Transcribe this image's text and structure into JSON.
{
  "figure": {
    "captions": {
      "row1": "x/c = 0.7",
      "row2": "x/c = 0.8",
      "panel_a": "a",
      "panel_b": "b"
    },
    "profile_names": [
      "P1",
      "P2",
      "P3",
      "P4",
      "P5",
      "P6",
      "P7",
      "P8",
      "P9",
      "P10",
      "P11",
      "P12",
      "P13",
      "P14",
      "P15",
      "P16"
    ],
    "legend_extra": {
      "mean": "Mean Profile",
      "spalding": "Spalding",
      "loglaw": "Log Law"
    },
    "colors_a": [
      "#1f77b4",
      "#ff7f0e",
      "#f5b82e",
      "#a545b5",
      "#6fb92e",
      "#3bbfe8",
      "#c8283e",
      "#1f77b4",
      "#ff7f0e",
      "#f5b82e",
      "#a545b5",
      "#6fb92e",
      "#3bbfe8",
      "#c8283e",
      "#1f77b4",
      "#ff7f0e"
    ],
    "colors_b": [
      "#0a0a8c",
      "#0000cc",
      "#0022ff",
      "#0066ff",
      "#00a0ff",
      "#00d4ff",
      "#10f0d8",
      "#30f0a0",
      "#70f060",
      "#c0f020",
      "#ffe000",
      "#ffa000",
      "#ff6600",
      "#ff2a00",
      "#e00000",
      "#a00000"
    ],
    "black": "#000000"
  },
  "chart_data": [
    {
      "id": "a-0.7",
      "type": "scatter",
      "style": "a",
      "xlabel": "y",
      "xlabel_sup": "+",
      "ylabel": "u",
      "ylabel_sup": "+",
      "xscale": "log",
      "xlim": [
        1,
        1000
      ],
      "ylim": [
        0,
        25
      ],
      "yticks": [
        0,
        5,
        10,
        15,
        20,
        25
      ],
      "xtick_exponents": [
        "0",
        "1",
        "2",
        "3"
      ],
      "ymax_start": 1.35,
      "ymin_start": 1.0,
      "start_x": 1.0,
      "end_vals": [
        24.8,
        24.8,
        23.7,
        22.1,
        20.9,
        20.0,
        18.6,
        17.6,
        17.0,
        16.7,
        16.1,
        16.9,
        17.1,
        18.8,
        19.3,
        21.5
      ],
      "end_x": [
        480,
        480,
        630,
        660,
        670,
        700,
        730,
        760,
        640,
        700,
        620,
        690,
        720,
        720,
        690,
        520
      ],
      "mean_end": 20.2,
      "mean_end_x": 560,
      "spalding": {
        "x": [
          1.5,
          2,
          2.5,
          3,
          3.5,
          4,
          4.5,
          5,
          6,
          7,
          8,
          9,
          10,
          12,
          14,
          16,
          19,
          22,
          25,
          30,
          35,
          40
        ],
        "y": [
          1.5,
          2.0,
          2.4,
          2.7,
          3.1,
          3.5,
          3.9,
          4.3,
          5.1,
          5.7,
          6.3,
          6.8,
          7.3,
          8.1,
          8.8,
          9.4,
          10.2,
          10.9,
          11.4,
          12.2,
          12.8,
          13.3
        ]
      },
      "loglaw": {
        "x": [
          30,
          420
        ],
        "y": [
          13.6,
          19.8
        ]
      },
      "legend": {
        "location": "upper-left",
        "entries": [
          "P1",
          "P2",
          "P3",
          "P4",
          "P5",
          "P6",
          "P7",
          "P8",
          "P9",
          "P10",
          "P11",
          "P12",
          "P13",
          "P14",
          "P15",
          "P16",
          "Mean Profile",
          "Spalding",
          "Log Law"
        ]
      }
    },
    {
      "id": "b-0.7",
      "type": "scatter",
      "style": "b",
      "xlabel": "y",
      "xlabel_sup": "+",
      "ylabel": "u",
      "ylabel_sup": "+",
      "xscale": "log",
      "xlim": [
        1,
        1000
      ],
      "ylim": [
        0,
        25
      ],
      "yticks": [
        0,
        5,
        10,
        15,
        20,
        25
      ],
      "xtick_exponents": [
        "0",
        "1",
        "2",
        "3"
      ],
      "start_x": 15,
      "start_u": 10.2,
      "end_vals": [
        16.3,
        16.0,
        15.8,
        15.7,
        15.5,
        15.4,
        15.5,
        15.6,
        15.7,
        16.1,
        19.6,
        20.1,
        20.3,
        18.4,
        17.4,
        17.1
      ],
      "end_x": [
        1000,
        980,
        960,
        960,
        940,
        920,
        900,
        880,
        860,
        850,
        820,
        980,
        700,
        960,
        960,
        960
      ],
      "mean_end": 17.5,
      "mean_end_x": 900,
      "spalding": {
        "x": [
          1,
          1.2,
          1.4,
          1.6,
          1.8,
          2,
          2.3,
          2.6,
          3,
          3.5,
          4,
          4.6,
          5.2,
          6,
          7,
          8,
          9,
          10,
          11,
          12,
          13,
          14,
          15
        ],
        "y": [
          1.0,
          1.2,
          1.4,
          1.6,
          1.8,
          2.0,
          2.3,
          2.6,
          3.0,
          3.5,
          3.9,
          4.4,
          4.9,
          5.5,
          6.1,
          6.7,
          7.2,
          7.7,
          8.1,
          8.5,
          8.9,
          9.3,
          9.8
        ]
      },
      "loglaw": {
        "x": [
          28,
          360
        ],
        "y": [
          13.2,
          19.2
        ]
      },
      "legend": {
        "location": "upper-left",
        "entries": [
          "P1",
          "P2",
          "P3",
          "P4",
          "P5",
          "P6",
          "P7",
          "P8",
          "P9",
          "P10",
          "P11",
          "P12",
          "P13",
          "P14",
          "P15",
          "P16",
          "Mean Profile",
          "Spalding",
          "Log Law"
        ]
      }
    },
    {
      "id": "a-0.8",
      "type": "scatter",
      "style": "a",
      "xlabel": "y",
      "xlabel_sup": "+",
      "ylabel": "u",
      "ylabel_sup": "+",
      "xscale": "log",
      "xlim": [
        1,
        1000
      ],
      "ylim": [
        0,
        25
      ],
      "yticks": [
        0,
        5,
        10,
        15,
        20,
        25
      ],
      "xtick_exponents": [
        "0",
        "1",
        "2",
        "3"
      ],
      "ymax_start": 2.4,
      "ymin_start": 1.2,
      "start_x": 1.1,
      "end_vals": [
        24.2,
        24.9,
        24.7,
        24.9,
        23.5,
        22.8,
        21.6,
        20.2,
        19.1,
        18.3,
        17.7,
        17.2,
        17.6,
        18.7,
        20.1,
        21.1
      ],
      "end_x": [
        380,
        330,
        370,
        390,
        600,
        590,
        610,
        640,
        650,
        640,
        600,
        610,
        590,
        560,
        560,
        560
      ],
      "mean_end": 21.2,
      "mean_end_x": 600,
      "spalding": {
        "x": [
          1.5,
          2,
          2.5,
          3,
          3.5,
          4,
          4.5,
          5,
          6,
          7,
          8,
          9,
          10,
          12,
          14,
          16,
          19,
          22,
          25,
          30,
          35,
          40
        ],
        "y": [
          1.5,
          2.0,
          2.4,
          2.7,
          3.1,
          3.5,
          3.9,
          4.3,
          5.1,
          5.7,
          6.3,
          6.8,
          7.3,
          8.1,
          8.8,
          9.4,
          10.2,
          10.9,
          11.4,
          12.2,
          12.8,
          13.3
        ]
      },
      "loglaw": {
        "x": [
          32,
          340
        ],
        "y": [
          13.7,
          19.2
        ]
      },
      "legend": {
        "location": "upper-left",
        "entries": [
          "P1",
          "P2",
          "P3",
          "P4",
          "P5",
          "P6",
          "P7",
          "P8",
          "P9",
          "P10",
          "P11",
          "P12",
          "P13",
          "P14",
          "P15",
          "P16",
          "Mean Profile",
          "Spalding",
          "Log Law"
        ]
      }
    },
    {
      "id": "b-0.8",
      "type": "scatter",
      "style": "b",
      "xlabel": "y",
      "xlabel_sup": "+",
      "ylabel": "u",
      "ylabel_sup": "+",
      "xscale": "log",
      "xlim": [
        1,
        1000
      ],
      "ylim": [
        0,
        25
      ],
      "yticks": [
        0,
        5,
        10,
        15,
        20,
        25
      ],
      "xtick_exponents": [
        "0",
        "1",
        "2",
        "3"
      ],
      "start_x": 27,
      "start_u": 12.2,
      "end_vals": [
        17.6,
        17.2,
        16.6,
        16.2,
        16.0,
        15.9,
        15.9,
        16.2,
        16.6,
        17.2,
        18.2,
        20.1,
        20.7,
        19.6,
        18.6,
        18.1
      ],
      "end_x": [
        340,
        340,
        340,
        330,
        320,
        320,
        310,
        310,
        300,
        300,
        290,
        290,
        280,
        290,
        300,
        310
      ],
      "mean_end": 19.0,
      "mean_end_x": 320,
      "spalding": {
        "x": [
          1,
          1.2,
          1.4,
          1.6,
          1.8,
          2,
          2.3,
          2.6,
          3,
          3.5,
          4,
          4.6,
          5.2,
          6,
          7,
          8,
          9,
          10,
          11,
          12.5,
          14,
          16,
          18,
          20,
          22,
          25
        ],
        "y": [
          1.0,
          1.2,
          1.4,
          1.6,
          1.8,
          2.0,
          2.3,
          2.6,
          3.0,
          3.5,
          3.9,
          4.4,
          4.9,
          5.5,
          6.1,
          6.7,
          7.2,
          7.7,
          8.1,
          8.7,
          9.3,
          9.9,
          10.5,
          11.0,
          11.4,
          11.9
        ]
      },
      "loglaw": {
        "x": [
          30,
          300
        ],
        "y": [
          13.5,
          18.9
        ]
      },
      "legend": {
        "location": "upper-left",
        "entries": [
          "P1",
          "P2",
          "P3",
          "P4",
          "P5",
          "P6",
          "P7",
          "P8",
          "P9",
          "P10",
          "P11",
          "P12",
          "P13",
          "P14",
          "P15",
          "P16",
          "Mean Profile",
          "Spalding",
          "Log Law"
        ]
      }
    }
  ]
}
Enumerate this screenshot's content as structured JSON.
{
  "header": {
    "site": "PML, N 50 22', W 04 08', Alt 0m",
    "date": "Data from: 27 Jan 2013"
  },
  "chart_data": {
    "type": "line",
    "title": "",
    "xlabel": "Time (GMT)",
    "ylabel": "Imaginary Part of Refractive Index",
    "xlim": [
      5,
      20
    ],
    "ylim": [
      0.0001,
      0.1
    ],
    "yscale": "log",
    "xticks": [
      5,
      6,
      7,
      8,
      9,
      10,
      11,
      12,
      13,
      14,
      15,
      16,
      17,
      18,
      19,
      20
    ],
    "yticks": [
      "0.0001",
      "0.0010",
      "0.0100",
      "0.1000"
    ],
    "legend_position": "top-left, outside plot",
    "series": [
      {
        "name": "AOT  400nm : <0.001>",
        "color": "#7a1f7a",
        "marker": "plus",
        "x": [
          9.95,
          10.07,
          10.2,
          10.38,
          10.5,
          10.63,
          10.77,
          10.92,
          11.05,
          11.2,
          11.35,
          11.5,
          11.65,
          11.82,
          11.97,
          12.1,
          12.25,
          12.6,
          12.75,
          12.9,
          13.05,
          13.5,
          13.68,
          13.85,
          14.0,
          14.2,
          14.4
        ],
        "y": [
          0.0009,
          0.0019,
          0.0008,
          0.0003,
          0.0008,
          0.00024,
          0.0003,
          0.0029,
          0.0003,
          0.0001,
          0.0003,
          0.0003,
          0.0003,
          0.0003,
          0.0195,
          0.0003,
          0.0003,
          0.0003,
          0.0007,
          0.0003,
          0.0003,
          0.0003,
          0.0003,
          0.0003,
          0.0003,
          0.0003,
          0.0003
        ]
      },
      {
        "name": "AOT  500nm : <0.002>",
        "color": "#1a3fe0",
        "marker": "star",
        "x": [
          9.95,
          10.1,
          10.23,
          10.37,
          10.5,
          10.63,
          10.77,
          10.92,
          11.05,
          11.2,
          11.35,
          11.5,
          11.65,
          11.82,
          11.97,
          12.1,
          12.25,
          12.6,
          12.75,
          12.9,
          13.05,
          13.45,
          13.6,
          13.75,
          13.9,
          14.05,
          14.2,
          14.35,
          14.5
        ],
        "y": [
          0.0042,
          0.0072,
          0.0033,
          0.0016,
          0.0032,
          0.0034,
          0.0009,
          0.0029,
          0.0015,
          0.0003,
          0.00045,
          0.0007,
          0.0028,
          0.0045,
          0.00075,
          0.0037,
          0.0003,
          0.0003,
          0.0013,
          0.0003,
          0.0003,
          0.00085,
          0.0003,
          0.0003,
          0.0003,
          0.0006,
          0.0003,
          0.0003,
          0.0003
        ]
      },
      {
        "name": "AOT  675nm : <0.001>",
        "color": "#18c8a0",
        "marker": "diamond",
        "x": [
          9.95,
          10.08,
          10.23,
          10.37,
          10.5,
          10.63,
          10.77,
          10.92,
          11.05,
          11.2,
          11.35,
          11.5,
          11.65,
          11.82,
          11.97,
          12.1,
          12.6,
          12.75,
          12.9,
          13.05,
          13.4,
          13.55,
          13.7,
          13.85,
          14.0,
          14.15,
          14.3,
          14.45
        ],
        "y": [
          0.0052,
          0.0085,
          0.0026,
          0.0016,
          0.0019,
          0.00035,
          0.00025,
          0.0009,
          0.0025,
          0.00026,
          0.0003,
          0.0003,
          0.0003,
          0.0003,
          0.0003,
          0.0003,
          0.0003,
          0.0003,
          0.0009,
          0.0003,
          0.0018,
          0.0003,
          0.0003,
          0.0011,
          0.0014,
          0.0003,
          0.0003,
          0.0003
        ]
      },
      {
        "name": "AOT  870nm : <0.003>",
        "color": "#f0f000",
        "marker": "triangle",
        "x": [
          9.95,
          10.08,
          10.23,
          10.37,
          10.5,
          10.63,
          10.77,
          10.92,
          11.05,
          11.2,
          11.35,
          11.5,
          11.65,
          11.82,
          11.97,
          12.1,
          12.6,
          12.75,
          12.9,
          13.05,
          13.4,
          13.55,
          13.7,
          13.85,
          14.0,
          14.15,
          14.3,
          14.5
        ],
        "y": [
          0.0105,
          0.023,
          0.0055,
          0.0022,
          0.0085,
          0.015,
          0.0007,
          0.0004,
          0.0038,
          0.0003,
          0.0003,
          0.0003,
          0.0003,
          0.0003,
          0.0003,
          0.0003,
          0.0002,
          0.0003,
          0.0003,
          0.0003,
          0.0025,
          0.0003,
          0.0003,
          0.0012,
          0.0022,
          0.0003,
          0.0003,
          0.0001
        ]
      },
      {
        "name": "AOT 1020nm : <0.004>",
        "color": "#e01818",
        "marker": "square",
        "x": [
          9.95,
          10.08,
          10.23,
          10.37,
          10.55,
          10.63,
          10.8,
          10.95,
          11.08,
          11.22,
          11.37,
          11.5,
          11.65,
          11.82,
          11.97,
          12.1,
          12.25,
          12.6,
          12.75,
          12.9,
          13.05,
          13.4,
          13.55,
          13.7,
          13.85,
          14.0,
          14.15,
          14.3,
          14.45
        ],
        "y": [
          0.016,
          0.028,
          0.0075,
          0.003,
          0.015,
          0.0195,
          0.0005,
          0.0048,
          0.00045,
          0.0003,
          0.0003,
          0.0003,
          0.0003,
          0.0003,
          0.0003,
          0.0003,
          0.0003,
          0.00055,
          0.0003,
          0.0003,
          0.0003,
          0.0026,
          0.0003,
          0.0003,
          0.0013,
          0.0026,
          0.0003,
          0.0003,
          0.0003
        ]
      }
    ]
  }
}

*Exercise task*. Your answer should be one number: how many lines of the listing include the word "this".

*Complete response*. 2